* **Excerpted passage**:
Readers who are easily bored may wish to look away now |
If there's anyone out there who knows what they're talking about on the following, your comments would be very welcome indeed. I'm very much an amateur in all areas of Christianity, so what I've cobbled together from bits and bobs of knowlege may actually be a bit wayward.
Basically.
I've had too much time on my hands of late so have continued to write excessively long comments on a protestant website. My latest offering was in response to this
Francesco, you do need to read Hebrews 4:12 where we are told that the bible is living and active and sharper than any two-edged sword……..discerning the thoughts and intentions of the heart. The bible is God-breathed. It is HIS word left to us and is fully able to train up the man of God in all his ways. Study the word, Francesco. You can read the bible backward and forward and come away with no understanding if you are not seeking God’s heart and truth. Even the devil knows the bible completely yet he is not surrendered to Christ. If you are a true believer, the bible is all that you need. As for traditions, Jesus spoke against tradition. He said in Matthew 15 “For the sake of your tradition, you have made void the word of God. You hypocrites!” I have no idea what your verse from a Christmas carol was supposed to prove? Mary was used to bring the incarnate Christ into this world but she has no more a relationship to Christ than does any believer! God is not a respecter of persons. In Scripture, when Mary and her sons showed up where Jesus was, Jesus said, “Who is my mother, my brother or my sister? ANYONE WHO DOES THE WILL OF MY FATHER is my mother,my brother and my sister.” Jesus HIMSELF said that. Can it get any clearer?and read as follows.
A couple of very basic points to get us going.Asides from that it lacks of charity and so cannot be from God, does anyone have any thoughts on this?
First. Perhaps the most obvious. When Hebrews 4:12 was written, there was no Bible. The Bible (as I've already said once on this tread) was compiled by Pope Damasus I in 382AD. The epistle to the Hebrews was written in 63-64AD. How could the author, a human, possibly know a) that his work would be included in this compilation, b) what else would be in this compilation, and most obviously of all c) that there would be a compilation. If God had taken the trouble to write it out Himself then I would willingly believe his omniscience would have encompassed his knowlege of Pope Damasus's doings, but since He didn't, I don't believe that the author of Hebrews did foresee the events of the Council of Rome.
Second. If you would like to throw around Bible quotations with no context and therefore almost no meaning, two can play at that game. I might even feel the need, being a Catholic, to understand what they say on a deeper level. Who knows.
On the cross Jesus told Mary "woman, behold your son", indicating the beloved disciple (who when referred to as such represents not only the Church herself, but all her members) and then to the beloved He said "Behold your mother". Now clearly they are not talking in literal terms since it goes on to say that from that time forth the disciple took her into his home. The custom of the time was that a man lived with his parents until their deaths so there is no question of a son taking his mother into his home since he would already have been living in her home. What Jesus is telling us, in a way so beautiful as to indicate His possession of the fulness of that quality, is that Mary is mother of the Church and that we are her children but not only that, but that we are to love her and take her into our lives. With a little context, suddenly a much maligned passage becomes not only clear but starkly relevant and challenging to those who object to marian devotion. Jesus himself said that, can I make it any clearer?

[Labeled region entries]
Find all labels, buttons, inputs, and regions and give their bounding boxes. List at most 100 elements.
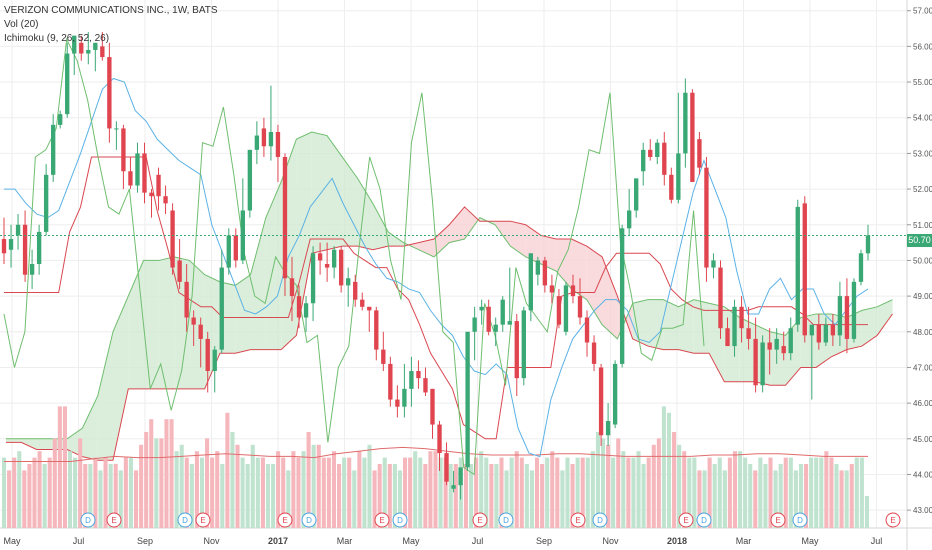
earnings-marker[interactable]: E [106, 512, 122, 528]
dividend-marker[interactable]: D [792, 512, 808, 528]
marker-letter: E [890, 516, 895, 525]
candle-body [114, 128, 119, 130]
volume-bar [397, 470, 403, 528]
volume-bar [306, 432, 311, 528]
candle-body [760, 342, 765, 386]
candle-body [584, 317, 590, 343]
candle-body [170, 210, 175, 268]
candle-body [395, 399, 400, 407]
candle [858, 249, 864, 286]
candle [170, 203, 175, 275]
candle [156, 167, 161, 211]
earnings-marker[interactable]: E [374, 512, 390, 528]
dividend-marker[interactable]: D [301, 512, 317, 528]
marker-circle [885, 512, 901, 528]
marker-circle [678, 512, 694, 528]
dividend-marker[interactable]: D [498, 512, 514, 528]
volume-bar [438, 457, 443, 528]
marker-circle [80, 512, 96, 528]
candle [43, 164, 49, 236]
candle [830, 313, 836, 347]
dividend-marker[interactable]: D [696, 512, 712, 528]
volume-bar [281, 457, 286, 528]
volume-bar [118, 470, 123, 528]
candle-body [605, 420, 611, 436]
earnings-marker[interactable]: E [570, 512, 586, 528]
cloud-segment [678, 299, 694, 354]
candle [240, 178, 246, 264]
cloud-segment [82, 396, 98, 461]
candle-body [669, 174, 674, 200]
volume-bar [362, 457, 367, 528]
candle-body [15, 224, 21, 236]
volume-bar [159, 438, 164, 528]
candle [72, 35, 77, 75]
candle-body [528, 253, 534, 311]
candle-body [767, 342, 772, 350]
volume-bar [184, 457, 189, 528]
candle-body [360, 299, 365, 307]
earnings-marker[interactable]: E [678, 512, 694, 528]
candle-body [1, 239, 7, 254]
x-tick-label: Sep [536, 536, 552, 546]
marker-letter: E [575, 516, 580, 525]
candle [865, 224, 871, 261]
volume-bar [32, 457, 37, 528]
candle-body [612, 363, 618, 425]
volume-bar [205, 438, 210, 528]
x-tick-label: Nov [602, 536, 619, 546]
x-tick-label: May [801, 536, 819, 546]
candle-body [781, 346, 786, 354]
candle [177, 239, 182, 289]
candle [641, 142, 646, 186]
marker-letter: D [701, 516, 707, 525]
candle [711, 253, 716, 279]
volume-bar [768, 457, 773, 528]
earnings-marker[interactable]: E [885, 512, 901, 528]
volume-bar [814, 457, 819, 528]
base-line [4, 156, 868, 440]
volume-bar [474, 457, 479, 528]
earnings-marker[interactable]: E [195, 512, 211, 528]
volume-bar [748, 464, 753, 528]
dividend-marker[interactable]: D [177, 512, 193, 528]
volume-bar [606, 444, 611, 528]
candle [282, 153, 288, 297]
volume-bar [37, 451, 42, 528]
cloud-segment [739, 317, 755, 382]
candle-body [718, 267, 723, 329]
volume-bar [149, 419, 154, 528]
dividend-marker[interactable]: D [392, 512, 408, 528]
volume-bar [494, 464, 499, 528]
candle [732, 299, 737, 357]
candle [851, 278, 857, 343]
candle-body [381, 349, 386, 364]
earnings-marker[interactable]: E [770, 512, 786, 528]
earnings-marker[interactable]: E [472, 512, 488, 528]
candle-body [690, 92, 695, 182]
candle [29, 249, 35, 289]
dividend-marker[interactable]: D [80, 512, 96, 528]
volume-bars [2, 406, 869, 528]
candle-body [507, 321, 512, 325]
volume-bar [661, 406, 666, 528]
volume-bar [301, 451, 306, 528]
candle [739, 296, 744, 343]
volume-bar [331, 451, 337, 528]
candle [479, 299, 484, 325]
candle-body [86, 49, 91, 54]
candle [367, 306, 372, 332]
earnings-marker[interactable]: E [277, 512, 293, 528]
cloud-segment [433, 224, 450, 257]
volume-bar [98, 470, 103, 528]
volume-bar [372, 470, 377, 528]
marker-circle [696, 512, 712, 528]
volume-bar [57, 406, 62, 528]
dividend-marker[interactable]: D [592, 512, 608, 528]
volume-bar [392, 464, 397, 528]
candle [451, 470, 456, 493]
candle [521, 306, 526, 386]
marker-circle [195, 512, 211, 528]
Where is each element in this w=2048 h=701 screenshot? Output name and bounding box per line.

* **Tasks for this exercise**:
1. According to the blog post, who compiled the Bible, and in what year?
2. List the three things the blog post asks how the author of Hebrews could possibly have known.

* **Full answers**:
1. Pope Damasus I, in 382AD.

2.
- That his work would be included in this compilation
- What else would be in this compilation
- That there would be a compilation